## [What to work on]
Restate, word for word, all of the material shown below.

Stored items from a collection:
^^^^^^^^^^^^^^^^

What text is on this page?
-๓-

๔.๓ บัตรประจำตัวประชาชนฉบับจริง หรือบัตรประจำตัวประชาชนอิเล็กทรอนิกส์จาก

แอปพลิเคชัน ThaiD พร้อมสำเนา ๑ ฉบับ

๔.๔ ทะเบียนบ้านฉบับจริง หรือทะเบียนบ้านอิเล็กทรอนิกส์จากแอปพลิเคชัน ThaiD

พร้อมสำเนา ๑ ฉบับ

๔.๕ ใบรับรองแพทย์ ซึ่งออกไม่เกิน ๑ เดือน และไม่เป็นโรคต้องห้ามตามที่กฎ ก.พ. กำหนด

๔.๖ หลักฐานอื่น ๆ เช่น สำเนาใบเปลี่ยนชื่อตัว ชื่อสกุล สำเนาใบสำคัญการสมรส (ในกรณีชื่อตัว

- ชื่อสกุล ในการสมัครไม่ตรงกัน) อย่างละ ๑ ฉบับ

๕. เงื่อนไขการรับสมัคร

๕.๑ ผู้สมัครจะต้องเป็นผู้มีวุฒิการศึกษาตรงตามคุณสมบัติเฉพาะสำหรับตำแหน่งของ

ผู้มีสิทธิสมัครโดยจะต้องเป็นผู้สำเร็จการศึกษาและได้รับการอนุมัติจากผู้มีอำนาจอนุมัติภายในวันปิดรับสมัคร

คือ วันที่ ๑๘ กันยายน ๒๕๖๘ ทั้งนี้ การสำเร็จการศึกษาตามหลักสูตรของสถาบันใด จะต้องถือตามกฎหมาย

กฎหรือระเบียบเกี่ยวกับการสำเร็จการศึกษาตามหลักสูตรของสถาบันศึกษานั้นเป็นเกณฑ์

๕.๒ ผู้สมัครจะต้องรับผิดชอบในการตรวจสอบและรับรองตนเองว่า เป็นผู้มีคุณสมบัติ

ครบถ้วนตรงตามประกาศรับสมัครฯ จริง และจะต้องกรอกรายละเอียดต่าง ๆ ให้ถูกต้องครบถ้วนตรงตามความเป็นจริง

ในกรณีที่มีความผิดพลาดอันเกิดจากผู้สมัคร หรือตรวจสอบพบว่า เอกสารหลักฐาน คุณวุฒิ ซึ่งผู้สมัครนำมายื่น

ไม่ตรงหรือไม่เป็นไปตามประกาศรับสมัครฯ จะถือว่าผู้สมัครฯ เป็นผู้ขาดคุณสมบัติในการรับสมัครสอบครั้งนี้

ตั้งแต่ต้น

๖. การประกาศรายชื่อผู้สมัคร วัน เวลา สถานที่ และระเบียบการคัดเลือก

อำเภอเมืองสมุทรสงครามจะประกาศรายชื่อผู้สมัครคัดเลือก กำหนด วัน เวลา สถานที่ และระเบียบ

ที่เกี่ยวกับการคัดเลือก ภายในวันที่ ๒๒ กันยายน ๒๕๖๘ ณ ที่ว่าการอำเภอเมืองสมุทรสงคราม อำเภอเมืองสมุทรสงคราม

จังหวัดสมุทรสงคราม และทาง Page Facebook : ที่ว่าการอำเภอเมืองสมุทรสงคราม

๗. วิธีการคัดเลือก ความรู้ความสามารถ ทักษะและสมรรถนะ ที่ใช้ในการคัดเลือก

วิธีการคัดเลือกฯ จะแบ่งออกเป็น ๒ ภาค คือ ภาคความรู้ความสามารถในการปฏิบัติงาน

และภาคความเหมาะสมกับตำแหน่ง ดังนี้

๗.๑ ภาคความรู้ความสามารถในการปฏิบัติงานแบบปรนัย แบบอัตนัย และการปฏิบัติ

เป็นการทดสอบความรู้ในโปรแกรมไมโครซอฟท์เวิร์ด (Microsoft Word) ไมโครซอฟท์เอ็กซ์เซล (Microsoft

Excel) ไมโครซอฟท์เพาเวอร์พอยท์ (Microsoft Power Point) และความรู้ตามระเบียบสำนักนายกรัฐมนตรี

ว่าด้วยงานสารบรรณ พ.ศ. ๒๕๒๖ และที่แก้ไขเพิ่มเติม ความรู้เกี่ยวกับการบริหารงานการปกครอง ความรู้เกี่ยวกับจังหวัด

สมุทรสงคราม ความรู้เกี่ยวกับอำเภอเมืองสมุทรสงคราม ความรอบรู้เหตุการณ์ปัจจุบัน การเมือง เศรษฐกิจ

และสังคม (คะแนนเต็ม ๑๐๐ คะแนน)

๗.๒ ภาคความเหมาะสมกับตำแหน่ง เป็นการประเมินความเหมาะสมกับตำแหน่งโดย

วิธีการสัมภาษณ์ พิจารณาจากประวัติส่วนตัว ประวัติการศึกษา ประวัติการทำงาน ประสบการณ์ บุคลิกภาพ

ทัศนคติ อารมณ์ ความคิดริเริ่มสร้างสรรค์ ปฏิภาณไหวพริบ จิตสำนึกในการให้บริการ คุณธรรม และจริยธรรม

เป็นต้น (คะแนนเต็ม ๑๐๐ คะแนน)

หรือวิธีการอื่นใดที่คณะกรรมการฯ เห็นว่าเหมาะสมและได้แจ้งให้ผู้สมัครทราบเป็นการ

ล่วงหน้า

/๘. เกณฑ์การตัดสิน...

^^^^^^^^^^^^^^^^

## [The completed task]
What text is on this page?
-๓-

๔.๓ บัตรประจำตัวประชาชนฉบับจริง หรือบัตรประจำตัวประชาชนอิเล็กทรอนิกส์จาก

แอปพลิเคชัน ThaiD พร้อมสำเนา ๑ ฉบับ

๔.๔ ทะเบียนบ้านฉบับจริง หรือทะเบียนบ้านอิเล็กทรอนิกส์จากแอปพลิเคชัน ThaiD

พร้อมสำเนา ๑ ฉบับ

๔.๕ ใบรับรองแพทย์ ซึ่งออกไม่เกิน ๑ เดือน และไม่เป็นโรคต้องห้ามตามที่กฎ ก.พ. กำหนด

๔.๖ หลักฐานอื่น ๆ เช่น สำเนาใบเปลี่ยนชื่อตัว ชื่อสกุล สำเนาใบสำคัญการสมรส (ในกรณีชื่อตัว

- ชื่อสกุล ในการสมัครไม่ตรงกัน) อย่างละ ๑ ฉบับ

๕. เงื่อนไขการรับสมัคร

๕.๑ ผู้สมัครจะต้องเป็นผู้มีวุฒิการศึกษาตรงตามคุณสมบัติเฉพาะสำหรับตำแหน่งของ

ผู้มีสิทธิสมัครโดยจะต้องเป็นผู้สำเร็จการศึกษาและได้รับการอนุมัติจากผู้มีอำนาจอนุมัติภายในวันปิดรับสมัคร

คือ วันที่ ๑๘ กันยายน ๒๕๖๘ ทั้งนี้ การสำเร็จการศึกษาตามหลักสูตรของสถาบันใด จะต้องถือตามกฎหมาย

กฎหรือระเบียบเกี่ยวกับการสำเร็จการศึกษาตามหลักสูตรของสถาบันศึกษานั้นเป็นเกณฑ์

๕.๒ ผู้สมัครจะต้องรับผิดชอบในการตรวจสอบและรับรองตนเองว่า เป็นผู้มีคุณสมบัติ

ครบถ้วนตรงตามประกาศรับสมัครฯ จริง และจะต้องกรอกรายละเอียดต่าง ๆ ให้ถูกต้องครบถ้วนตรงตามความเป็นจริง

ในกรณีที่มีความผิดพลาดอันเกิดจากผู้สมัคร หรือตรวจสอบพบว่า เอกสารหลักฐาน คุณวุฒิ ซึ่งผู้สมัครนำมายื่น

ไม่ตรงหรือไม่เป็นไปตามประกาศรับสมัครฯ จะถือว่าผู้สมัครฯ เป็นผู้ขาดคุณสมบัติในการรับสมัครสอบครั้งนี้

ตั้งแต่ต้น

๖. การประกาศรายชื่อผู้สมัคร วัน เวลา สถานที่ และระเบียบการคัดเลือก

อำเภอเมืองสมุทรสงครามจะประกาศรายชื่อผู้สมัครคัดเลือก กำหนด วัน เวลา สถานที่ และระเบียบ

ที่เกี่ยวกับการคัดเลือก ภายในวันที่ ๒๒ กันยายน ๒๕๖๘ ณ ที่ว่าการอำเภอเมืองสมุทรสงคราม อำเภอเมืองสมุทรสงคราม

จังหวัดสมุทรสงคราม และทาง Page Facebook : ที่ว่าการอำเภอเมืองสมุทรสงคราม

๗. วิธีการคัดเลือก ความรู้ความสามารถ ทักษะและสมรรถนะ ที่ใช้ในการคัดเลือก

วิธีการคัดเลือกฯ จะแบ่งออกเป็น ๒ ภาค คือ ภาคความรู้ความสามารถในการปฏิบัติงาน

และภาคความเหมาะสมกับตำแหน่ง ดังนี้

๗.๑ ภาคความรู้ความสามารถในการปฏิบัติงานแบบปรนัย แบบอัตนัย และการปฏิบัติ

เป็นการทดสอบความรู้ในโปรแกรมไมโครซอฟท์เวิร์ด (Microsoft Word) ไมโครซอฟท์เอ็กซ์เซล (Microsoft

Excel) ไมโครซอฟท์เพาเวอร์พอยท์ (Microsoft Power Point) และความรู้ตามระเบียบสำนักนายกรัฐมนตรี

ว่าด้วยงานสารบรรณ พ.ศ. ๒๕๒๖ และที่แก้ไขเพิ่มเติม ความรู้เกี่ยวกับการบริหารงานการปกครอง ความรู้เกี่ยวกับจังหวัด

สมุทรสงคราม ความรู้เกี่ยวกับอำเภอเมืองสมุทรสงคราม ความรอบรู้เหตุการณ์ปัจจุบัน การเมือง เศรษฐกิจ

และสังคม (คะแนนเต็ม ๑๐๐ คะแนน)

๗.๒ ภาคความเหมาะสมกับตำแหน่ง เป็นการประเมินความเหมาะสมกับตำแหน่งโดย

วิธีการสัมภาษณ์ พิจารณาจากประวัติส่วนตัว ประวัติการศึกษา ประวัติการทำงาน ประสบการณ์ บุคลิกภาพ

ทัศนคติ อารมณ์ ความคิดริเริ่มสร้างสรรค์ ปฏิภาณไหวพริบ จิตสำนึกในการให้บริการ คุณธรรม และจริยธรรม

เป็นต้น (คะแนนเต็ม ๑๐๐ คะแนน)

หรือวิธีการอื่นใดที่คณะกรรมการฯ เห็นว่าเหมาะสมและได้แจ้งให้ผู้สมัครทราบเป็นการ

ล่วงหน้า

/๘. เกณฑ์การตัดสิน...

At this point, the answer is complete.